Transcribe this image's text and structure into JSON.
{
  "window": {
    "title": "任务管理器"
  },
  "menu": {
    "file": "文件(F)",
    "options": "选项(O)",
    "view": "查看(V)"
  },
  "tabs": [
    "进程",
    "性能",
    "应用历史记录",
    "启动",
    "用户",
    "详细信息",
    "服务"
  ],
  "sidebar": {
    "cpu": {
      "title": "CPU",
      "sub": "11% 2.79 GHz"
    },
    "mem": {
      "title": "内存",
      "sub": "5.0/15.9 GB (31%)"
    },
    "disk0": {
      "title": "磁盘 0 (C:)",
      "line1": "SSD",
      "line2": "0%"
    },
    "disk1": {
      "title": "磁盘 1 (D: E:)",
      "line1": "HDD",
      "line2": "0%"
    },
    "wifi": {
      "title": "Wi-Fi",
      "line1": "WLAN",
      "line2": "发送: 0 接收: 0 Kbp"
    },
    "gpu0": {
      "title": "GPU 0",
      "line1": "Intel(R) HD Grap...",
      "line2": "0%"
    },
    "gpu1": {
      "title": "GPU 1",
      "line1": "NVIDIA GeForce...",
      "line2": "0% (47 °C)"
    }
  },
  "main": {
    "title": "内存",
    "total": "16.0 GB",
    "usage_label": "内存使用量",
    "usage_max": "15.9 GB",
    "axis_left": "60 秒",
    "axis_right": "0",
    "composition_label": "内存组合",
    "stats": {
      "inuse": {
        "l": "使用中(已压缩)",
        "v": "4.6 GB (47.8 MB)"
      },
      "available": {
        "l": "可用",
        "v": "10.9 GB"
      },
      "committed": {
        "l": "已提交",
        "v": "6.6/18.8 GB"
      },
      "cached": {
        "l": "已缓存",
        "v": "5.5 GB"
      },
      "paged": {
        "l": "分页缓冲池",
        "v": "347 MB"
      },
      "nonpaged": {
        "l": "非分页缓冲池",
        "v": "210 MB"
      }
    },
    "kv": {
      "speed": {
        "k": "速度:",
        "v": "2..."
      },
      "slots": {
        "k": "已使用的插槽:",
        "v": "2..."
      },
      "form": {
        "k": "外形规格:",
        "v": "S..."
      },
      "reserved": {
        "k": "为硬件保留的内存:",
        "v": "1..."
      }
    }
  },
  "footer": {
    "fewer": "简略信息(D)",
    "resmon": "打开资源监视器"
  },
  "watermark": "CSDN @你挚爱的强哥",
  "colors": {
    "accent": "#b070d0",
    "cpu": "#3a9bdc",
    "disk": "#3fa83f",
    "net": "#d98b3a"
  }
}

——

— Exercise description —
Copy out each line exactly as written.

— Solution —
Transcribe this image's text and structure into JSON.
{
  "window": {
    "title": "任务管理器"
  },
  "menu": {
    "file": "文件(F)",
    "options": "选项(O)",
    "view": "查看(V)"
  },
  "tabs": [
    "进程",
    "性能",
    "应用历史记录",
    "启动",
    "用户",
    "详细信息",
    "服务"
  ],
  "sidebar": {
    "cpu": {
      "title": "CPU",
      "sub": "11% 2.79 GHz"
    },
    "mem": {
      "title": "内存",
      "sub": "5.0/15.9 GB (31%)"
    },
    "disk0": {
      "title": "磁盘 0 (C:)",
      "line1": "SSD",
      "line2": "0%"
    },
    "disk1": {
      "title": "磁盘 1 (D: E:)",
      "line1": "HDD",
      "line2": "0%"
    },
    "wifi": {
      "title": "Wi-Fi",
      "line1": "WLAN",
      "line2": "发送: 0 接收: 0 Kbp"
    },
    "gpu0": {
      "title": "GPU 0",
      "line1": "Intel(R) HD Grap...",
      "line2": "0%"
    },
    "gpu1": {
      "title": "GPU 1",
      "line1": "NVIDIA GeForce...",
      "line2": "0% (47 °C)"
    }
  },
  "main": {
    "title": "内存",
    "total": "16.0 GB",
    "usage_label": "内存使用量",
    "usage_max": "15.9 GB",
    "axis_left": "60 秒",
    "axis_right": "0",
    "composition_label": "内存组合",
    "stats": {
      "inuse": {
        "l": "使用中(已压缩)",
        "v": "4.6 GB (47.8 MB)"
      },
      "available": {
        "l": "可用",
        "v": "10.9 GB"
      },
      "committed": {
        "l": "已提交",
        "v": "6.6/18.8 GB"
      },
      "cached": {
        "l": "已缓存",
        "v": "5.5 GB"
      },
      "paged": {
        "l": "分页缓冲池",
        "v": "347 MB"
      },
      "nonpaged": {
        "l": "非分页缓冲池",
        "v": "210 MB"
      }
    },
    "kv": {
      "speed": {
        "k": "速度:",
        "v": "2..."
      },
      "slots": {
        "k": "已使用的插槽:",
        "v": "2..."
      },
      "form": {
        "k": "外形规格:",
        "v": "S..."
      },
      "reserved": {
        "k": "为硬件保留的内存:",
        "v": "1..."
      }
    }
  },
  "footer": {
    "fewer": "简略信息(D)",
    "resmon": "打开资源监视器"
  },
  "watermark": "CSDN @你挚爱的强哥",
  "colors": {
    "accent": "#b070d0",
    "cpu": "#3a9bdc",
    "disk": "#3fa83f",
    "net": "#d98b3a"
  }
}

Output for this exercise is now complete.